DIRECTIONS FOR THIS TASK
Single out the lines that include the word "ffffff". Copy them.

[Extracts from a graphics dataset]

[start]

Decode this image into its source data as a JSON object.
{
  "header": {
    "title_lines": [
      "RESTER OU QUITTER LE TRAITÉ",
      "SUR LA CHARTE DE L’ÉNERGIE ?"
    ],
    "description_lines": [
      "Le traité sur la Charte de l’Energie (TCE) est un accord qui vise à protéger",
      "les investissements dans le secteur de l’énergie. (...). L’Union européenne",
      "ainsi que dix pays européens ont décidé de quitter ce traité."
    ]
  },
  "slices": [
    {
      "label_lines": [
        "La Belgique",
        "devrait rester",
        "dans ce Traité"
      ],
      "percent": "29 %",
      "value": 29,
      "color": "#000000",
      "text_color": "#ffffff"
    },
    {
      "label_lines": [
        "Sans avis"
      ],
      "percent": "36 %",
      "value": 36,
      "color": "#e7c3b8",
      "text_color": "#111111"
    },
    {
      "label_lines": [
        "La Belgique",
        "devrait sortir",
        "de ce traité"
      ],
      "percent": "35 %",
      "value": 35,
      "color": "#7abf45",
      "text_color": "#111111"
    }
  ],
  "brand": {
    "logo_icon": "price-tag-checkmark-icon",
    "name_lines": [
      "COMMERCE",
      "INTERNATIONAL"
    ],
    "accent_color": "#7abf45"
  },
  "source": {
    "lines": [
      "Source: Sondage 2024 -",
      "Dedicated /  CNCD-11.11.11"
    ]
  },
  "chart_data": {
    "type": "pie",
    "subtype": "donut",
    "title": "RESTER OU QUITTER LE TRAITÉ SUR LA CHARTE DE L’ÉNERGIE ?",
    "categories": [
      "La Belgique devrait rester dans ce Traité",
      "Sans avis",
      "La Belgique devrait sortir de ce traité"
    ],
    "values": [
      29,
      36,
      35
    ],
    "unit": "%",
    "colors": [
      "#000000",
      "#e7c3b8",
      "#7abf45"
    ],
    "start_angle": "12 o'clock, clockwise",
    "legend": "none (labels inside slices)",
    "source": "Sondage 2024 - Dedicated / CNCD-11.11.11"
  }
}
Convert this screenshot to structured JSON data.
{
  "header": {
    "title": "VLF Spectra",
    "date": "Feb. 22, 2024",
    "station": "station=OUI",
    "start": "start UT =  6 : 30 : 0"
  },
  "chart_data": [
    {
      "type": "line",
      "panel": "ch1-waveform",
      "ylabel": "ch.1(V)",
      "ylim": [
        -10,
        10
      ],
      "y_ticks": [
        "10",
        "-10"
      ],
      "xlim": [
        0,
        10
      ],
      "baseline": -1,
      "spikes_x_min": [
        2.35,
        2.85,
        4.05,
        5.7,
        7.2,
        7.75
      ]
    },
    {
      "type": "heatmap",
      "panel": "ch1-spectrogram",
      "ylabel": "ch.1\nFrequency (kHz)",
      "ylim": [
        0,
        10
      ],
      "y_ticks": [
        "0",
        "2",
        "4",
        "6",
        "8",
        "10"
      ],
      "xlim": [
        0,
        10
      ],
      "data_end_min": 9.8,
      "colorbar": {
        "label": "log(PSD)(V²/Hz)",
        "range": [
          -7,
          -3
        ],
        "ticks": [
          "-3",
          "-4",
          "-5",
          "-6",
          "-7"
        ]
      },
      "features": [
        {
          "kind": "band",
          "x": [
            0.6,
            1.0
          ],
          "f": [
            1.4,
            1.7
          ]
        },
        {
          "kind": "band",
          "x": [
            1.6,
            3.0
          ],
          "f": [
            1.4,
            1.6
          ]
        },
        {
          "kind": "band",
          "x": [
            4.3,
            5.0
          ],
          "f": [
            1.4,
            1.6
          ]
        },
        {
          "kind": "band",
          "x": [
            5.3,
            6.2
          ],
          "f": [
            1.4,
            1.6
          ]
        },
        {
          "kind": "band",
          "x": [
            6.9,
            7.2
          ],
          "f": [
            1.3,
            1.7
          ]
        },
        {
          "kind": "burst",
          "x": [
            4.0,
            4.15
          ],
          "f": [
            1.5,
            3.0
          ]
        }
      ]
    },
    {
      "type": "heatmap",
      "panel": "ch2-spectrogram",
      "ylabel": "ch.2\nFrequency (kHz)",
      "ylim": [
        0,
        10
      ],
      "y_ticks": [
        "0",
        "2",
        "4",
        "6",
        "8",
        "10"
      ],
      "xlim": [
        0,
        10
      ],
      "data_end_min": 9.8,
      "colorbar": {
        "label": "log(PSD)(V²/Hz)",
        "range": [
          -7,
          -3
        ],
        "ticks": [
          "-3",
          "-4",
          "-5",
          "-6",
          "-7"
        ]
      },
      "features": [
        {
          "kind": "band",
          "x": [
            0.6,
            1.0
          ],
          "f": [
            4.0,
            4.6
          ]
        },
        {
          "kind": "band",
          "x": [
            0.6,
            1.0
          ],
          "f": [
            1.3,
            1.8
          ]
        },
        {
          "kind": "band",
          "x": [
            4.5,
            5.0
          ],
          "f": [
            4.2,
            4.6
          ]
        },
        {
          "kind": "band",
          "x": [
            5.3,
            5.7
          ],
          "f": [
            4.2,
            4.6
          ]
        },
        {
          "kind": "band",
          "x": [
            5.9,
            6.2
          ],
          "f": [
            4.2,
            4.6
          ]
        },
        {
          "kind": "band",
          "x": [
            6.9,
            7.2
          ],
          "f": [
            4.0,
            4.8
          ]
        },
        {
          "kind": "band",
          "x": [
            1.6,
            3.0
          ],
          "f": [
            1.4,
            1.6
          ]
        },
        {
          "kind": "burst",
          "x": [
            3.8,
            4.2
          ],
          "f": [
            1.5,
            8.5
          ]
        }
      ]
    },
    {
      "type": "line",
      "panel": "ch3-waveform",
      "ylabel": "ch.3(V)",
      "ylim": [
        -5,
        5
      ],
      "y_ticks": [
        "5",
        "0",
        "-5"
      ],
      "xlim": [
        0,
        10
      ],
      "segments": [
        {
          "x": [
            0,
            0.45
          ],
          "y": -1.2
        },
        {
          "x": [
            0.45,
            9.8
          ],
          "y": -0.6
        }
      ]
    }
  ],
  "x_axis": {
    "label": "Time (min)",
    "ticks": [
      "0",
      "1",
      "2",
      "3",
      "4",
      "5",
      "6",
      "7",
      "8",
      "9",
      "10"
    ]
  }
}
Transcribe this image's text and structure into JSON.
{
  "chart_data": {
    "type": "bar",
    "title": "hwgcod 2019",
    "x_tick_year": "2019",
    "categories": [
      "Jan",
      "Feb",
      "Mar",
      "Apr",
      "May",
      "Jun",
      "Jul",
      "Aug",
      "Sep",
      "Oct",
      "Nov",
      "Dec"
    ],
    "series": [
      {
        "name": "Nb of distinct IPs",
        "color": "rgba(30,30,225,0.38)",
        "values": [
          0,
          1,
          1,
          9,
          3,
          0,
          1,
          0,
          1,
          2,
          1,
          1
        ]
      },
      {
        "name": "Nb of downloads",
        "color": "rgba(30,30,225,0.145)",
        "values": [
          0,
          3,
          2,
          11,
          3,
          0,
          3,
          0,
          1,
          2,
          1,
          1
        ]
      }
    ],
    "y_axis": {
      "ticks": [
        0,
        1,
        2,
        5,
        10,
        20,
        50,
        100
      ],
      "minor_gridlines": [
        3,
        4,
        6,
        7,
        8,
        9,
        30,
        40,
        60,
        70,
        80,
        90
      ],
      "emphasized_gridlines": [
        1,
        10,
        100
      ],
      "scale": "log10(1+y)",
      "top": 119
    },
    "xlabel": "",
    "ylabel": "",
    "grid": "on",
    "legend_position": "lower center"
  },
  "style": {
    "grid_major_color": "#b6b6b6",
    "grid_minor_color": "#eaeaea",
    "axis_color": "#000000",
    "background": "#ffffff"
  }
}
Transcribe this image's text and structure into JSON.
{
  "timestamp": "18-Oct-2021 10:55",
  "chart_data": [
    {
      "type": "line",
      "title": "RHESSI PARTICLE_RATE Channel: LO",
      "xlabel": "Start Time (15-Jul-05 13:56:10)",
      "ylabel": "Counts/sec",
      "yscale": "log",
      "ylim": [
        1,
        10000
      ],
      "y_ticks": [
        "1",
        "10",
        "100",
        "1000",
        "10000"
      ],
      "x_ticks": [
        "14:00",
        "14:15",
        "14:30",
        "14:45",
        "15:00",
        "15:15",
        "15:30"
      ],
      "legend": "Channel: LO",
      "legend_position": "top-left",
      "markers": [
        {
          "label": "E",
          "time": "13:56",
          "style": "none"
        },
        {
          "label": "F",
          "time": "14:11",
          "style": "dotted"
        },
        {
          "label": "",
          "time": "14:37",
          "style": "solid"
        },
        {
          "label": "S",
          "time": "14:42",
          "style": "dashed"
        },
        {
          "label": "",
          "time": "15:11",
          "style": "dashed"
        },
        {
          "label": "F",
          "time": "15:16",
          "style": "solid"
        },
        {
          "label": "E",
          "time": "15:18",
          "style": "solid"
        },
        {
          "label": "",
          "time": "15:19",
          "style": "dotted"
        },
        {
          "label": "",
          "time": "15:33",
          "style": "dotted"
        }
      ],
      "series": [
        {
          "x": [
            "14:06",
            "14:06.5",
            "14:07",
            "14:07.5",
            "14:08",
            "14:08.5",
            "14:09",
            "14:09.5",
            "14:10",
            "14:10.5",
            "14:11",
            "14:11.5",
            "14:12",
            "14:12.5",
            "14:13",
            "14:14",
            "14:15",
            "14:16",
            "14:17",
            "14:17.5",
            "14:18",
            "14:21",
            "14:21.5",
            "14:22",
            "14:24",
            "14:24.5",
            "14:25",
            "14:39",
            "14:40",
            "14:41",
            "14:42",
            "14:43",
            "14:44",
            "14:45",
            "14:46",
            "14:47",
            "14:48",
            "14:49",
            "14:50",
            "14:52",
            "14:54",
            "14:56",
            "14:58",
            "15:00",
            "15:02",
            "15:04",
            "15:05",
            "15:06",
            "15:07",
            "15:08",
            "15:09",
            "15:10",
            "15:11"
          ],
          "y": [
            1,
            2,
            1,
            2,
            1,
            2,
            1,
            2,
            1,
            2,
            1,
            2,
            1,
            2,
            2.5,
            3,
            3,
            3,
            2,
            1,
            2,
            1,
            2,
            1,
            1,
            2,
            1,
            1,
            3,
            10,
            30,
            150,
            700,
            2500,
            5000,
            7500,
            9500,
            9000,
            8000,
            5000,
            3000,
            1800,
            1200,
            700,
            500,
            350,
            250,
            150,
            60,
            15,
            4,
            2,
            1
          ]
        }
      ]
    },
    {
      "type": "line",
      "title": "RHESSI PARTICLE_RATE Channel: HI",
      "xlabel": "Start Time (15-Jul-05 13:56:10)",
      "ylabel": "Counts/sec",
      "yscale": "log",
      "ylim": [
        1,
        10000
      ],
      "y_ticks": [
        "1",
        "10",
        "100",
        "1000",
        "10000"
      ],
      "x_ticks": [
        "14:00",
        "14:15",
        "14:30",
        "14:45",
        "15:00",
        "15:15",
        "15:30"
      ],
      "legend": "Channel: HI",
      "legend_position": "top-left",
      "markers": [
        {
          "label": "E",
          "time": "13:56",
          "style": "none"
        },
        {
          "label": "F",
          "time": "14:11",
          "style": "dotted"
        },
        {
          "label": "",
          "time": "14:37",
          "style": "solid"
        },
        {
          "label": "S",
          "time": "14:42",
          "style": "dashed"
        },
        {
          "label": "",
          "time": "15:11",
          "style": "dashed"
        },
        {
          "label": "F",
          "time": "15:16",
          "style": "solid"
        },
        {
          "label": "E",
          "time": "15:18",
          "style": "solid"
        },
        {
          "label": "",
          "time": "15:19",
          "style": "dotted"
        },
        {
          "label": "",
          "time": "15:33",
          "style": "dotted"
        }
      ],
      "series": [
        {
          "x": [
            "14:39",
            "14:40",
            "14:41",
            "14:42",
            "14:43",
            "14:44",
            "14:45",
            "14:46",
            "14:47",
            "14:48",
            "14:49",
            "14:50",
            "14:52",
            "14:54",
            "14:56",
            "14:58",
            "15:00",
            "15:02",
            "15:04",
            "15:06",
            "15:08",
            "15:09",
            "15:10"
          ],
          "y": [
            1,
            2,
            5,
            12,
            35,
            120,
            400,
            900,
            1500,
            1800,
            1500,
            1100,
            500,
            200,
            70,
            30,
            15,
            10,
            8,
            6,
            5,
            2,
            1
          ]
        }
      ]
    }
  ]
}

[end]

COMPLETED EXERCISE
      "text_color": "#ffffff"
    "background": "#ffffff"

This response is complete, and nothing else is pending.